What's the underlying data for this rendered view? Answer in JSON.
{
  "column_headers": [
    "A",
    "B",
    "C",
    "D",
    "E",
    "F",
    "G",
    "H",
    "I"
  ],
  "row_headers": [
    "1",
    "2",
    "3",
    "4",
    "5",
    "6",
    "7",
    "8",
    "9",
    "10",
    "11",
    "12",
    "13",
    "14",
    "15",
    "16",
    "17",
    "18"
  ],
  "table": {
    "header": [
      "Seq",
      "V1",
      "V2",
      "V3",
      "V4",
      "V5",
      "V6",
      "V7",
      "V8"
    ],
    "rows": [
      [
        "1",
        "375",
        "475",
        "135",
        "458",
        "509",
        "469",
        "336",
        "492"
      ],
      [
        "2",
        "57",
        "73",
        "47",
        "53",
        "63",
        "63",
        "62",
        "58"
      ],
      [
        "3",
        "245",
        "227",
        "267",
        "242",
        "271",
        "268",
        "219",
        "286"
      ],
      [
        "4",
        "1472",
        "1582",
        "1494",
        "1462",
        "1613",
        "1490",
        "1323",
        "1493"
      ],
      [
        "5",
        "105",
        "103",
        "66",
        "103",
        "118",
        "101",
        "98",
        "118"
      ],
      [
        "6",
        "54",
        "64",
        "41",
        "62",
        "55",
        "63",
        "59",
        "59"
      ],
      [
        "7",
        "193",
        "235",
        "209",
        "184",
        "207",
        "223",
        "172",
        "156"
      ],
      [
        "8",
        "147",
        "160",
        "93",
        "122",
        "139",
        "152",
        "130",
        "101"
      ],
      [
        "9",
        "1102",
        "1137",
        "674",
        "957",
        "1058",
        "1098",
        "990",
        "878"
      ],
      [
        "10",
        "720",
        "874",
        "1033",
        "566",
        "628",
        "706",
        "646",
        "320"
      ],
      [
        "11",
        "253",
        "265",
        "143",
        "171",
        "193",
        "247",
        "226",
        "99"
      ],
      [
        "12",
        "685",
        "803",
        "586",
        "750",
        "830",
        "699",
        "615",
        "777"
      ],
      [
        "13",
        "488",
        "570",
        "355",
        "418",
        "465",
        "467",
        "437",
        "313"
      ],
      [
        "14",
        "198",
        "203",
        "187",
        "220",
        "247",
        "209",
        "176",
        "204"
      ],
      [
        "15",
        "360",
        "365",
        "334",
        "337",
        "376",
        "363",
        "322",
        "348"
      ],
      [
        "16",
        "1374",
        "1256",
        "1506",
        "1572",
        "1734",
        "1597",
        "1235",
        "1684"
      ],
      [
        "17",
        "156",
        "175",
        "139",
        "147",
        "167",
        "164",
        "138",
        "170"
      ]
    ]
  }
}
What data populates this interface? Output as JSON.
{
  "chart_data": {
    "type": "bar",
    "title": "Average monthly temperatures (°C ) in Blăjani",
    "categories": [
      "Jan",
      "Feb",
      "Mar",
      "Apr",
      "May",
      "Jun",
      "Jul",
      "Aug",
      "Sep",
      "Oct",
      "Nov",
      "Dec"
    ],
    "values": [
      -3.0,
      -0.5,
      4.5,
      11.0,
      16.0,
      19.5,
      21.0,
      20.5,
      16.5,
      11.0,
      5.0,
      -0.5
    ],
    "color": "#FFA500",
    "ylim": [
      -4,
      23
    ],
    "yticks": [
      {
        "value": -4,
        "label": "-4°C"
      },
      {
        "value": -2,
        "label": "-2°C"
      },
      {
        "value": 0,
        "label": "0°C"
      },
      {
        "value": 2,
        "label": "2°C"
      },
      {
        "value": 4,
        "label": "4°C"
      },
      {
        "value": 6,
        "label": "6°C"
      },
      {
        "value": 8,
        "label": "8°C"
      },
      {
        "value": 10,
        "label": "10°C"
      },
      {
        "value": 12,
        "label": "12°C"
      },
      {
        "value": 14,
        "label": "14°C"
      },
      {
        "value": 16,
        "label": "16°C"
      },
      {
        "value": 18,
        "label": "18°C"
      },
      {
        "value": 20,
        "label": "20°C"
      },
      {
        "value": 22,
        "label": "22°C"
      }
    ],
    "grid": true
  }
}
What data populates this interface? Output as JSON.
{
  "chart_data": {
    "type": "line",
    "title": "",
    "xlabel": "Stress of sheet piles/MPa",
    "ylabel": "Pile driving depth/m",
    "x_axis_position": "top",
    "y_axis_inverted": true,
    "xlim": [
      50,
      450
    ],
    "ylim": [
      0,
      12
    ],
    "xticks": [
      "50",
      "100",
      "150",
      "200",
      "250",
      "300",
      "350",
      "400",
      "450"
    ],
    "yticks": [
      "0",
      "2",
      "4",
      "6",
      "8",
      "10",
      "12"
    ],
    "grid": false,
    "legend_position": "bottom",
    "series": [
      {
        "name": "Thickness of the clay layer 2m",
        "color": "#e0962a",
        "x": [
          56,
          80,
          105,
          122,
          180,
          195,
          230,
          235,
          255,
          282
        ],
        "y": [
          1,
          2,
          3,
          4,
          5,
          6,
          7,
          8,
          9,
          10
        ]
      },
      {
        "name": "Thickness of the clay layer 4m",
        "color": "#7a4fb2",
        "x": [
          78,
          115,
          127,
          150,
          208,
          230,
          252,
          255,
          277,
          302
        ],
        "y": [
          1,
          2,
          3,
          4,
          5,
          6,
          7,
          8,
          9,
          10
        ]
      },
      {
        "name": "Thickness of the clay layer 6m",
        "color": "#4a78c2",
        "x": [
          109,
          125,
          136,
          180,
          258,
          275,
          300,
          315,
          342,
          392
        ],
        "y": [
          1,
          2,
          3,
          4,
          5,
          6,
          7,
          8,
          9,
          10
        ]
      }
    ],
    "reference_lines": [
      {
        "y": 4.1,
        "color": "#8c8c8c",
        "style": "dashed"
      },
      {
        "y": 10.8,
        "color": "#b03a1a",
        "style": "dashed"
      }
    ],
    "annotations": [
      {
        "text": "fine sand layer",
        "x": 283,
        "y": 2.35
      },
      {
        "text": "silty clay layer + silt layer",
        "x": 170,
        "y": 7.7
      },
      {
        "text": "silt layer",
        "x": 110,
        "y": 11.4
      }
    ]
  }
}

====================

• **WHAT YOU NEED TO DO**: Repeat all of the entries exactly.

• **EXERCISE RESULT**:
What's the underlying data for this rendered view? Answer in JSON.
{
  "column_headers": [
    "A",
    "B",
    "C",
    "D",
    "E",
    "F",
    "G",
    "H",
    "I"
  ],
  "row_headers": [
    "1",
    "2",
    "3",
    "4",
    "5",
    "6",
    "7",
    "8",
    "9",
    "10",
    "11",
    "12",
    "13",
    "14",
    "15",
    "16",
    "17",
    "18"
  ],
  "table": {
    "header": [
      "Seq",
      "V1",
      "V2",
      "V3",
      "V4",
      "V5",
      "V6",
      "V7",
      "V8"
    ],
    "rows": [
      [
        "1",
        "375",
        "475",
        "135",
        "458",
        "509",
        "469",
        "336",
        "492"
      ],
      [
        "2",
        "57",
        "73",
        "47",
        "53",
        "63",
        "63",
        "62",
        "58"
      ],
      [
        "3",
        "245",
        "227",
        "267",
        "242",
        "271",
        "268",
        "219",
        "286"
      ],
      [
        "4",
        "1472",
        "1582",
        "1494",
        "1462",
        "1613",
        "1490",
        "1323",
        "1493"
      ],
      [
        "5",
        "105",
        "103",
        "66",
        "103",
        "118",
        "101",
        "98",
        "118"
      ],
      [
        "6",
        "54",
        "64",
        "41",
        "62",
        "55",
        "63",
        "59",
        "59"
      ],
      [
        "7",
        "193",
        "235",
        "209",
        "184",
        "207",
        "223",
        "172",
        "156"
      ],
      [
        "8",
        "147",
        "160",
        "93",
        "122",
        "139",
        "152",
        "130",
        "101"
      ],
      [
        "9",
        "1102",
        "1137",
        "674",
        "957",
        "1058",
        "1098",
        "990",
        "878"
      ],
      [
        "10",
        "720",
        "874",
        "1033",
        "566",
        "628",
        "706",
        "646",
        "320"
      ],
      [
        "11",
        "253",
        "265",
        "143",
        "171",
        "193",
        "247",
        "226",
        "99"
      ],
      [
        "12",
        "685",
        "803",
        "586",
        "750",
        "830",
        "699",
        "615",
        "777"
      ],
      [
        "13",
        "488",
        "570",
        "355",
        "418",
        "465",
        "467",
        "437",
        "313"
      ],
      [
        "14",
        "198",
        "203",
        "187",
        "220",
        "247",
        "209",
        "176",
        "204"
      ],
      [
        "15",
        "360",
        "365",
        "334",
        "337",
        "376",
        "363",
        "322",
        "348"
      ],
      [
        "16",
        "1374",
        "1256",
        "1506",
        "1572",
        "1734",
        "1597",
        "1235",
        "1684"
      ],
      [
        "17",
        "156",
        "175",
        "139",
        "147",
        "167",
        "164",
        "138",
        "170"
      ]
    ]
  }
}
What data populates this interface? Output as JSON.
{
  "chart_data": {
    "type": "bar",
    "title": "Average monthly temperatures (°C ) in Blăjani",
    "categories": [
      "Jan",
      "Feb",
      "Mar",
      "Apr",
      "May",
      "Jun",
      "Jul",
      "Aug",
      "Sep",
      "Oct",
      "Nov",
      "Dec"
    ],
    "values": [
      -3.0,
      -0.5,
      4.5,
      11.0,
      16.0,
      19.5,
      21.0,
      20.5,
      16.5,
      11.0,
      5.0,
      -0.5
    ],
    "color": "#FFA500",
    "ylim": [
      -4,
      23
    ],
    "yticks": [
      {
        "value": -4,
        "label": "-4°C"
      },
      {
        "value": -2,
        "label": "-2°C"
      },
      {
        "value": 0,
        "label": "0°C"
      },
      {
        "value": 2,
        "label": "2°C"
      },
      {
        "value": 4,
        "label": "4°C"
      },
      {
        "value": 6,
        "label": "6°C"
      },
      {
        "value": 8,
        "label": "8°C"
      },
      {
        "value": 10,
        "label": "10°C"
      },
      {
        "value": 12,
        "label": "12°C"
      },
      {
        "value": 14,
        "label": "14°C"
      },
      {
        "value": 16,
        "label": "16°C"
      },
      {
        "value": 18,
        "label": "18°C"
      },
      {
        "value": 20,
        "label": "20°C"
      },
      {
        "value": 22,
        "label": "22°C"
      }
    ],
    "grid": true
  }
}
What data populates this interface? Output as JSON.
{
  "chart_data": {
    "type": "line",
    "title": "",
    "xlabel": "Stress of sheet piles/MPa",
    "ylabel": "Pile driving depth/m",
    "x_axis_position": "top",
    "y_axis_inverted": true,
    "xlim": [
      50,
      450
    ],
    "ylim": [
      0,
      12
    ],
    "xticks": [
      "50",
      "100",
      "150",
      "200",
      "250",
      "300",
      "350",
      "400",
      "450"
    ],
    "yticks": [
      "0",
      "2",
      "4",
      "6",
      "8",
      "10",
      "12"
    ],
    "grid": false,
    "legend_position": "bottom",
    "series": [
      {
        "name": "Thickness of the clay layer 2m",
        "color": "#e0962a",
        "x": [
          56,
          80,
          105,
          122,
          180,
          195,
          230,
          235,
          255,
          282
        ],
        "y": [
          1,
          2,
          3,
          4,
          5,
          6,
          7,
          8,
          9,
          10
        ]
      },
      {
        "name": "Thickness of the clay layer 4m",
        "color": "#7a4fb2",
        "x": [
          78,
          115,
          127,
          150,
          208,
          230,
          252,
          255,
          277,
          302
        ],
        "y": [
          1,
          2,
          3,
          4,
          5,
          6,
          7,
          8,
          9,
          10
        ]
      },
      {
        "name": "Thickness of the clay layer 6m",
        "color": "#4a78c2",
        "x": [
          109,
          125,
          136,
          180,
          258,
          275,
          300,
          315,
          342,
          392
        ],
        "y": [
          1,
          2,
          3,
          4,
          5,
          6,
          7,
          8,
          9,
          10
        ]
      }
    ],
    "reference_lines": [
      {
        "y": 4.1,
        "color": "#8c8c8c",
        "style": "dashed"
      },
      {
        "y": 10.8,
        "color": "#b03a1a",
        "style": "dashed"
      }
    ],
    "annotations": [
      {
        "text": "fine sand layer",
        "x": 283,
        "y": 2.35
      },
      {
        "text": "silty clay layer + silt layer",
        "x": 170,
        "y": 7.7
      },
      {
        "text": "silt layer",
        "x": 110,
        "y": 11.4
      }
    ]
  }
}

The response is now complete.